* Requirement: Go through the data and report how many lines include the word "ihrer", giving only the number.

* Information provided:

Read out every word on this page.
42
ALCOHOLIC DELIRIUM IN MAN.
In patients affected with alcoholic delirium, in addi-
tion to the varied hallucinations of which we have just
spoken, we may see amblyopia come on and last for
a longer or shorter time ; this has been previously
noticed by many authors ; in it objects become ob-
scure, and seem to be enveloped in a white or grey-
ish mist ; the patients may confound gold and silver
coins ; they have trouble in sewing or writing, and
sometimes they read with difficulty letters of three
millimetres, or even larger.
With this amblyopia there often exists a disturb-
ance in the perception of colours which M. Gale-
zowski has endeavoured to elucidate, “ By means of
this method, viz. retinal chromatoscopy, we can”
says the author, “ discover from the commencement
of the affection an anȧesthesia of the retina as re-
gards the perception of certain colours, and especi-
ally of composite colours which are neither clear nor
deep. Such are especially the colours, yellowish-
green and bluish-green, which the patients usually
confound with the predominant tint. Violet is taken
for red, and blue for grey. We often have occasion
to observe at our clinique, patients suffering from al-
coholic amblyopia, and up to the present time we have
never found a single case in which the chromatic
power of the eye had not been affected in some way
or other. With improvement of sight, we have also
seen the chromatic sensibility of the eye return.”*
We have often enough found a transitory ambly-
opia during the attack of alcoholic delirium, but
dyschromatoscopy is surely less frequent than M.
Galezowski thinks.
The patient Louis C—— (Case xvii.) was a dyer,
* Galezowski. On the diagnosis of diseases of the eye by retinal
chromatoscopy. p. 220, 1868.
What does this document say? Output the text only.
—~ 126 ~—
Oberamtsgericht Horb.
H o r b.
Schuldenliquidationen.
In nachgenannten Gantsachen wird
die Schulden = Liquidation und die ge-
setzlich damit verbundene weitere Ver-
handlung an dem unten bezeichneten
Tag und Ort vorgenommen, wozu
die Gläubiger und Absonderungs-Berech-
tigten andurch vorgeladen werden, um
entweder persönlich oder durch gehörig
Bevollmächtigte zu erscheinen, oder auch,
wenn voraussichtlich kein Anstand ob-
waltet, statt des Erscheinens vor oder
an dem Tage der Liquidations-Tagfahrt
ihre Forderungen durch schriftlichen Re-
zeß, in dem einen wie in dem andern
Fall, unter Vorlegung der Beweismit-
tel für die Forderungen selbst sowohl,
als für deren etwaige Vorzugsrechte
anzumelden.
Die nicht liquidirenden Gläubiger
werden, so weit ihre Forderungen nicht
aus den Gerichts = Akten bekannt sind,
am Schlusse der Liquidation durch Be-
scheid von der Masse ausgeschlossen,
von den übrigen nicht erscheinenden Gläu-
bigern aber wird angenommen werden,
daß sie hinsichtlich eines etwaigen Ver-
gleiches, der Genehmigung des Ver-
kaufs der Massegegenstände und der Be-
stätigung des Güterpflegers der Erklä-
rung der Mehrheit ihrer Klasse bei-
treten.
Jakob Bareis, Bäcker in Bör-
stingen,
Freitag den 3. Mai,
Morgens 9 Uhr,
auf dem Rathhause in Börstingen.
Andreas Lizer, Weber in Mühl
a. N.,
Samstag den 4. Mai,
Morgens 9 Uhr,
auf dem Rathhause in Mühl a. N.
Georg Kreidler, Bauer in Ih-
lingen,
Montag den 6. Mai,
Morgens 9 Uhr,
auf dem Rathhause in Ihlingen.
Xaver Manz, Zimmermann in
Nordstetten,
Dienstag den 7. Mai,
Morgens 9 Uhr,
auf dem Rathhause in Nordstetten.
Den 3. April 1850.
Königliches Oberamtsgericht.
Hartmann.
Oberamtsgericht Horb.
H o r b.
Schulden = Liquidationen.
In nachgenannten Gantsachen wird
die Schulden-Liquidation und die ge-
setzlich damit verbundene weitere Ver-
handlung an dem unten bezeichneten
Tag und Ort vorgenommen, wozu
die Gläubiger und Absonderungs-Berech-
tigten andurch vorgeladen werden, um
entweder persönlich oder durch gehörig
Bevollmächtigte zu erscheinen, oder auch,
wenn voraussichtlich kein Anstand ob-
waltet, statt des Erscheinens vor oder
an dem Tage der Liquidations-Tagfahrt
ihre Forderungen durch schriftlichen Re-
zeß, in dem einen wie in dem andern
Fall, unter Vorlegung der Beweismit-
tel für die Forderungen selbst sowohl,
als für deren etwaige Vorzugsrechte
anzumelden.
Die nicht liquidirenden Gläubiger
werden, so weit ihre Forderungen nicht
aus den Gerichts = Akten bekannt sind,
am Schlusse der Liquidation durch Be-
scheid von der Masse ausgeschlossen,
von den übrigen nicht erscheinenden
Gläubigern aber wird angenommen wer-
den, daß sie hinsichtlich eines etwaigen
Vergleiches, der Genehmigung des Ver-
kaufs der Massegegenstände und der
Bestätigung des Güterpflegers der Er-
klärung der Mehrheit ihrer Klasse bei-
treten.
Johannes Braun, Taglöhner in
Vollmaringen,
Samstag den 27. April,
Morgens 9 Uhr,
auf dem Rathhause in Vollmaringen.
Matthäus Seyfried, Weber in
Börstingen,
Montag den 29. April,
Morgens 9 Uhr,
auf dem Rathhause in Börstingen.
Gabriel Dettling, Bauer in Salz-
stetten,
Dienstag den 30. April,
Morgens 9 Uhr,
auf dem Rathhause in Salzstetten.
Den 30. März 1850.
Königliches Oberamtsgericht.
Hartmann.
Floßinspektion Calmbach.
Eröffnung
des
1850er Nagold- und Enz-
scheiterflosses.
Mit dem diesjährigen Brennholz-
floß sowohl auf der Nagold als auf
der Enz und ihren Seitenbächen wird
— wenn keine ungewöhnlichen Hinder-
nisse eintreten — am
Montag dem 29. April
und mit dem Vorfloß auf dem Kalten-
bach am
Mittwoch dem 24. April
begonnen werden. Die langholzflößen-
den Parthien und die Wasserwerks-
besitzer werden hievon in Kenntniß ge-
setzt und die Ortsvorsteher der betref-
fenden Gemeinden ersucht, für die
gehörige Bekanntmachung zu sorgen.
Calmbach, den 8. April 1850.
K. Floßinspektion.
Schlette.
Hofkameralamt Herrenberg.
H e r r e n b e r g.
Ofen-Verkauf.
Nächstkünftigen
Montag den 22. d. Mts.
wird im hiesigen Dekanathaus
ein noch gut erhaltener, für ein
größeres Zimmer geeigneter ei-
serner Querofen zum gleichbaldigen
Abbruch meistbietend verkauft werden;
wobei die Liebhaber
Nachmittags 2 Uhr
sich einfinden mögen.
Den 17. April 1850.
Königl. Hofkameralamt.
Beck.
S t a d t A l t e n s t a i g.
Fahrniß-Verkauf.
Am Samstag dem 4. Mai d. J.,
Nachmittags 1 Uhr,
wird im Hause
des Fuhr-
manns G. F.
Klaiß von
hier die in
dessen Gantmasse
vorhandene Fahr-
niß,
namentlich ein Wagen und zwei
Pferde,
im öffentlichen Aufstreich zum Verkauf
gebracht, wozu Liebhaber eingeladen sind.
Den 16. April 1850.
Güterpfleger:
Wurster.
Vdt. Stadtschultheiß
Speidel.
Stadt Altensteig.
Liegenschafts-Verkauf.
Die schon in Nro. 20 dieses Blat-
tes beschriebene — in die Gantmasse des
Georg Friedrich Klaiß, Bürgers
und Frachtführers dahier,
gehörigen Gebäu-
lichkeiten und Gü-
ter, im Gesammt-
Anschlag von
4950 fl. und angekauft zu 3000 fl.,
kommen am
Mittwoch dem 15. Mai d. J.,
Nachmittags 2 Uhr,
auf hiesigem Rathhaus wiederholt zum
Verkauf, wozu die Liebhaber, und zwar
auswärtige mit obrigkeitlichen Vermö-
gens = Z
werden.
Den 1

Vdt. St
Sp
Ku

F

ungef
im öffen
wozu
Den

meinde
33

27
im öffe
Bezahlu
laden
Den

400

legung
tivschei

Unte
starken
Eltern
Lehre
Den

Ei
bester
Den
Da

* Answer to the problem: 2